(Source records)
⁂

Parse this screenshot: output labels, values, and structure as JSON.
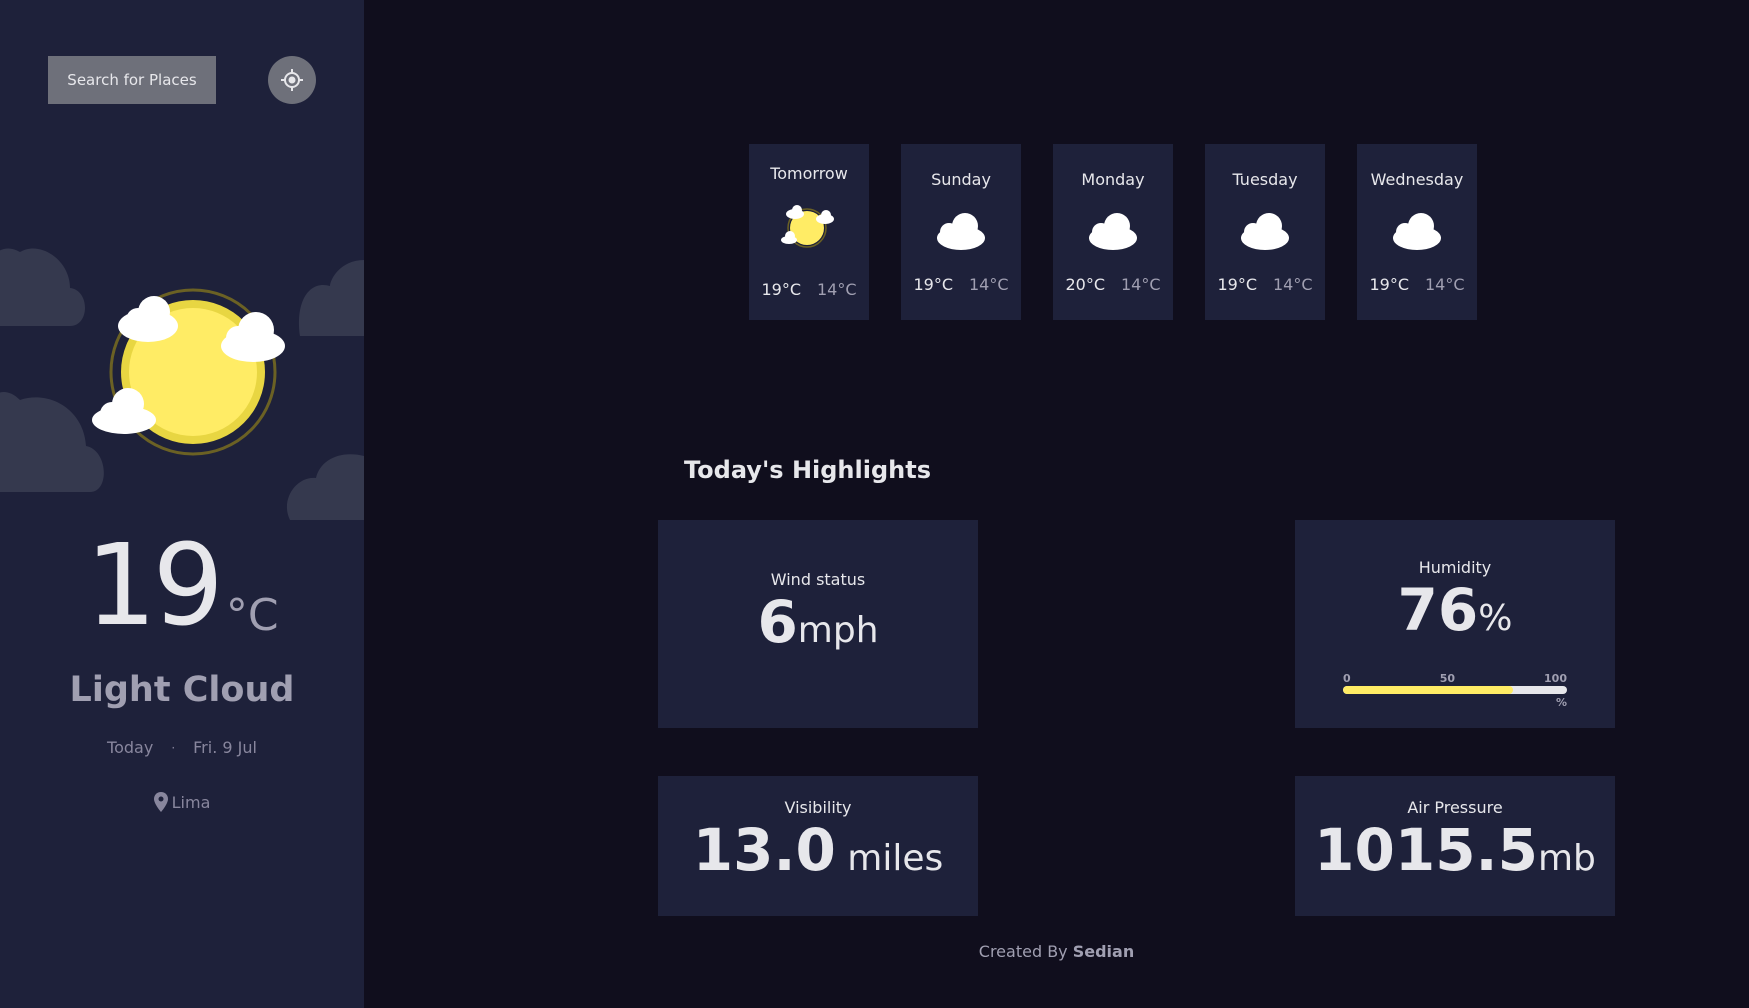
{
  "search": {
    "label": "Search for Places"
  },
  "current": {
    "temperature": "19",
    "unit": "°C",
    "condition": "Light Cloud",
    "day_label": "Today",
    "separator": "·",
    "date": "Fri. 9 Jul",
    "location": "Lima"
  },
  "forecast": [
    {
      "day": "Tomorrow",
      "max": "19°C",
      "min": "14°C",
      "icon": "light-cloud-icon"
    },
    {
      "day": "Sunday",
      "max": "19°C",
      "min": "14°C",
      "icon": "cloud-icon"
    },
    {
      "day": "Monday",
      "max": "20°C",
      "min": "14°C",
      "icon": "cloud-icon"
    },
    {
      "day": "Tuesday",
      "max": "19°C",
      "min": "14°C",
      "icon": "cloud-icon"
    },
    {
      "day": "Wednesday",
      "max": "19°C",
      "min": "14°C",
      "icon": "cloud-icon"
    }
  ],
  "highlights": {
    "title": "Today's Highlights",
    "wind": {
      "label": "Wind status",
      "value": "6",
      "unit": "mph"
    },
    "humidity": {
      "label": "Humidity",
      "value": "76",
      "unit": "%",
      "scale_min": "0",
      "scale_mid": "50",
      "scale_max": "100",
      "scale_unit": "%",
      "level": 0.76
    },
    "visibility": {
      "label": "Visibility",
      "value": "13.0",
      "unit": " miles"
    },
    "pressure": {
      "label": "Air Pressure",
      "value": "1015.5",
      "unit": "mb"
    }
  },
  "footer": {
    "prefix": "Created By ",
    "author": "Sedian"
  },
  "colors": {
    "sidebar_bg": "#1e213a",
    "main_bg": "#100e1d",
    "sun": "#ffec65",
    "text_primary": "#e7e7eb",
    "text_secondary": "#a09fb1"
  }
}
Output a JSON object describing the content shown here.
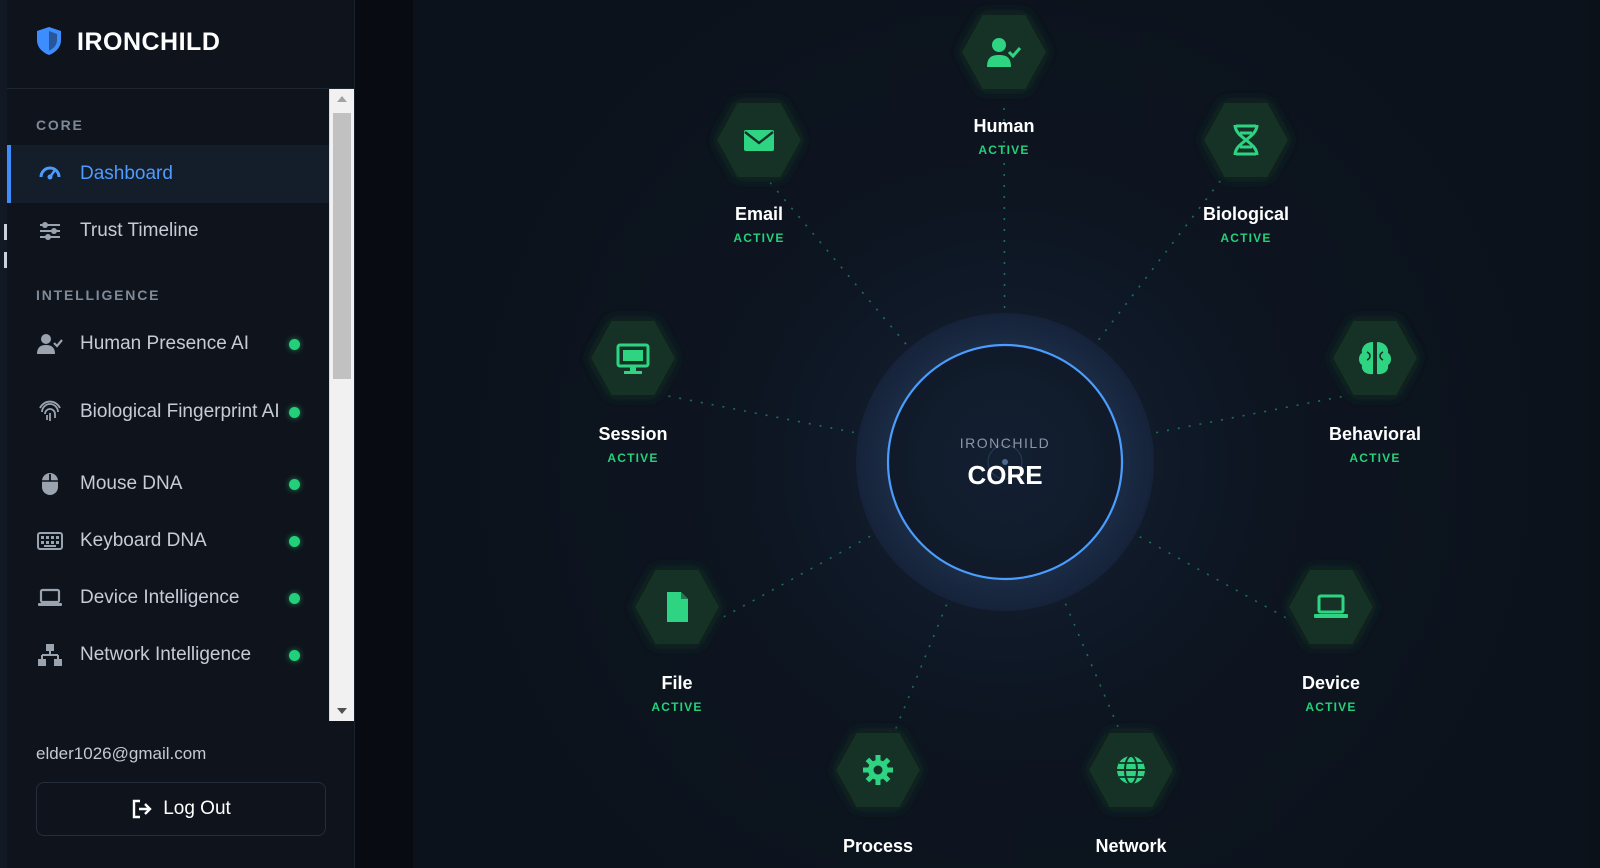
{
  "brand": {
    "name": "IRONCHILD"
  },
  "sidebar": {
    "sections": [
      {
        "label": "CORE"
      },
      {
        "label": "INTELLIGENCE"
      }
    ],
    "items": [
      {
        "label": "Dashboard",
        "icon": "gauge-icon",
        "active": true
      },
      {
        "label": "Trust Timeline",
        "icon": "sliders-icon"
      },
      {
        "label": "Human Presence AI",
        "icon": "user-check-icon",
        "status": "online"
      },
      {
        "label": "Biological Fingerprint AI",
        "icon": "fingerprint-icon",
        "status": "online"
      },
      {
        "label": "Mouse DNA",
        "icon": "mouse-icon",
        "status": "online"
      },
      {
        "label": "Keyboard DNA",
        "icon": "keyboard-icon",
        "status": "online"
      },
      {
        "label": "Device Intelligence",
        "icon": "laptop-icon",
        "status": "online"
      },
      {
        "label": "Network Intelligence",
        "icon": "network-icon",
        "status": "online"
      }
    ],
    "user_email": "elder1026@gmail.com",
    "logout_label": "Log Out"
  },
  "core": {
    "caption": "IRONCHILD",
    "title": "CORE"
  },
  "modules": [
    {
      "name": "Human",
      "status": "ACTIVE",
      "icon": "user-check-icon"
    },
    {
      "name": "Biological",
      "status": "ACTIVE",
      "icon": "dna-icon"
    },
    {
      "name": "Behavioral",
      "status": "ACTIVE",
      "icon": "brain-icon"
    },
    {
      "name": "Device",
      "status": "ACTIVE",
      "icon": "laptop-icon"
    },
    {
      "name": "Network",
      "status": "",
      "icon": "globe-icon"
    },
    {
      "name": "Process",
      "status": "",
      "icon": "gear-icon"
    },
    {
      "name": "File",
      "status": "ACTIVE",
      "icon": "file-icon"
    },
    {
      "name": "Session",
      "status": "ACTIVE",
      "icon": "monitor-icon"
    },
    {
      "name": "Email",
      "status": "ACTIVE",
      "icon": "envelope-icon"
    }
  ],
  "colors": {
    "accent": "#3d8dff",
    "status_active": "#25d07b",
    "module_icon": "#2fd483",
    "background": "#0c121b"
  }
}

⁂

**What you should do:** The word "check" may appear on some lines of these records; state how many such lines there are, and nothing else.

**Full response:** 2